— Begin PASSAGE —

On 13/11/2023 21:49, Steve Grubb wrote:
The root of the problem is the kernel flooding it's buffers when the ACK 
option is given. It really should reserve space if that socket option is 
active. I see Paul merged the patch, so that should work itself out 
eventually.

I suppose the same thing can happen when auditd needs signal information. I 
think the fix was generic enough to fix this use case also.
Yes, the kernel patch should help and might be sufficient in most cases, but it's not perfect.
I think we should look at improving what we currently have in the
meantime - what do you think about the idea of tolerating ENOBUFS?
If we ignore this error, then I think there may be other problems because we 
do not really know if the setup is correct. And what if we get ENOBUFS when 
sending an audit event to the kernel? We have uncertainty that the event was 
sent because under some requirements the application must exit if it can't 
record who is doing something. (The code setting the pid and sending events 
use the same core functions.)
I agree it's risky to ignore ENOBUFS in general. But it looks to me like audit_send() returns -errno, so we could detect and allow it specifically in audit_set_pid(). I'm not aware of anything that could cause ENOBUFS at that point in time except the kernel flooding the socket with messages, which would imply the AUDIT_SET call was successful (or else we would receive nothing / a single error-ACK).

Tangentially, did you have a chance to look at the wmode=WAIT_YES oddity I pointed out in my original email?

- Chris

— End PASSAGE —
— Begin RECORDS PROVIDED —

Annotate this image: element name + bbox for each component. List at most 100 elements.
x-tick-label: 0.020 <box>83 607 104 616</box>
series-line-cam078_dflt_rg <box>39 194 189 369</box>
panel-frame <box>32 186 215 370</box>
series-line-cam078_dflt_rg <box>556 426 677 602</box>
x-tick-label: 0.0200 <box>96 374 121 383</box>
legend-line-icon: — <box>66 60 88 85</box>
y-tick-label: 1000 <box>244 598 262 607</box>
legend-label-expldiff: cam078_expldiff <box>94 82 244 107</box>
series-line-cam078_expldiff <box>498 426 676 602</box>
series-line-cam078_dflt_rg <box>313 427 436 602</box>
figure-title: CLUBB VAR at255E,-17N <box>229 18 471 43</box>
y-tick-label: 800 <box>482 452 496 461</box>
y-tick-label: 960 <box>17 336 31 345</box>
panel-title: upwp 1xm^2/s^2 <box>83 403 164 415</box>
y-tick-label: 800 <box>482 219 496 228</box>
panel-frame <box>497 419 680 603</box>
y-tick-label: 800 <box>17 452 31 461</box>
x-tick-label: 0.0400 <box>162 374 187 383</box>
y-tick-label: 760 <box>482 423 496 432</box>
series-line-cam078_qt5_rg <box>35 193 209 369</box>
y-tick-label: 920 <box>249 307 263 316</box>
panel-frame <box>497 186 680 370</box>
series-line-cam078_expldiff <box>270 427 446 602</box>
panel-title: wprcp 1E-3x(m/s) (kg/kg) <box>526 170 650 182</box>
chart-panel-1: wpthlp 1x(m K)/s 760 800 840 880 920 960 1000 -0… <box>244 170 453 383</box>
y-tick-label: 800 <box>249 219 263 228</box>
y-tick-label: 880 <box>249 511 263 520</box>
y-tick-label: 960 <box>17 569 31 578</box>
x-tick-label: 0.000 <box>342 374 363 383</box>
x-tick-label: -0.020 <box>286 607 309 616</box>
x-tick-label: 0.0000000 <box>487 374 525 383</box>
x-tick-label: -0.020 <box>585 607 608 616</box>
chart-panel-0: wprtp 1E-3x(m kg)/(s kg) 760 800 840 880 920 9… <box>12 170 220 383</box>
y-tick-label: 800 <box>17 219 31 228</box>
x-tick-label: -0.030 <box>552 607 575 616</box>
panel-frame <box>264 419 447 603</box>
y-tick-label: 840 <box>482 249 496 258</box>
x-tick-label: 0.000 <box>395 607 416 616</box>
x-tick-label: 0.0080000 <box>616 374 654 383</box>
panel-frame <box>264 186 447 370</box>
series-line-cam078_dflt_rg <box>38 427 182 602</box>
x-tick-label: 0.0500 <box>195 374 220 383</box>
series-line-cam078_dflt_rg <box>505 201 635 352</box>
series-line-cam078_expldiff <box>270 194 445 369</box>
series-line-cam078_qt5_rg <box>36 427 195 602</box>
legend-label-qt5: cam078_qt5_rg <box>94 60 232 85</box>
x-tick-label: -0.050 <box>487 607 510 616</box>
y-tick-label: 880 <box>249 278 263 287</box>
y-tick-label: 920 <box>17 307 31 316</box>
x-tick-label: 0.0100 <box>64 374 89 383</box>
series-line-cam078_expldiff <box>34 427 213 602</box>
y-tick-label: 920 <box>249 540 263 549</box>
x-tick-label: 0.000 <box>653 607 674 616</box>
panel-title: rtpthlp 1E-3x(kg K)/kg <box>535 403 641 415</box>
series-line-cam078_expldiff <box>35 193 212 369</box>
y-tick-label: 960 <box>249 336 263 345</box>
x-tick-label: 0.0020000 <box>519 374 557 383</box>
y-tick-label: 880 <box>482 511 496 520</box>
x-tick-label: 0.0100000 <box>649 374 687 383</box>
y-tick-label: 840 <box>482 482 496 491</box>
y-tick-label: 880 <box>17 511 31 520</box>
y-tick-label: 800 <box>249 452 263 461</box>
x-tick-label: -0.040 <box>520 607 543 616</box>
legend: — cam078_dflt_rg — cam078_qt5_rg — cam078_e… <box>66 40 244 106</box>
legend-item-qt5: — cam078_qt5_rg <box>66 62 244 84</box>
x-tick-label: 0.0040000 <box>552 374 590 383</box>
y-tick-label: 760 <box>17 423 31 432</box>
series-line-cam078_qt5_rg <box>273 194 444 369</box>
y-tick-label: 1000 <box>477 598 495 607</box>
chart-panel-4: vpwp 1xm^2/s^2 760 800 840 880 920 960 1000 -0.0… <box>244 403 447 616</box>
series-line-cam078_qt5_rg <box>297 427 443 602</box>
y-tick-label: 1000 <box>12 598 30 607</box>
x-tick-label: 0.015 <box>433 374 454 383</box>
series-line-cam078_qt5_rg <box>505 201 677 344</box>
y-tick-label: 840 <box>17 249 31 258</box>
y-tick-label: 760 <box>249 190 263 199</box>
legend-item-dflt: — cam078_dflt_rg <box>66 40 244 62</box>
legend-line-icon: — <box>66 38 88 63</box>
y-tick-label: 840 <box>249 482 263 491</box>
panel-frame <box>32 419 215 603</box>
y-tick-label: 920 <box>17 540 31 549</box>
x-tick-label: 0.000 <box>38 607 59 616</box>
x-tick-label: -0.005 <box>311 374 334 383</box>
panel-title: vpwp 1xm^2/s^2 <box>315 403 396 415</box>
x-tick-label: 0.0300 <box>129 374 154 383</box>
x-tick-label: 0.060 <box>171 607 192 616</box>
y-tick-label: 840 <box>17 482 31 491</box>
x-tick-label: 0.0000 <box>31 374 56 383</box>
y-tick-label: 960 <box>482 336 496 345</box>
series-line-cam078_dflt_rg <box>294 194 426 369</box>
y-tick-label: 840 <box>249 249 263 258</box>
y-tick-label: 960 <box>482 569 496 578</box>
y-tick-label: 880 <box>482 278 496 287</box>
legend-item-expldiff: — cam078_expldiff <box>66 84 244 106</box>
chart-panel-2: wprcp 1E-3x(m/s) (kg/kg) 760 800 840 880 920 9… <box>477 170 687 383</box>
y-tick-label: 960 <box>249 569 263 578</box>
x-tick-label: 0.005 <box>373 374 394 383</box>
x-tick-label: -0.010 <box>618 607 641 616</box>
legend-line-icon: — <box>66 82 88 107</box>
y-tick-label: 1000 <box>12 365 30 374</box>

— End RECORDS PROVIDED —

◆ TASK DIRECTIONS
Rewrite the message from "On 13/11/2023 21:49, Steve" up to and including "eventually.", putting "driver" wherever "kernel" appears.

◆ OUTPUT FOR THIS TASK
On 13/11/2023 21:49, Steve Grubb wrote:
The root of the problem is the driver flooding it's buffers when the ACK 
option is given. It really should reserve space if that socket option is 
active. I see Paul merged the patch, so that should work itself out 
eventually.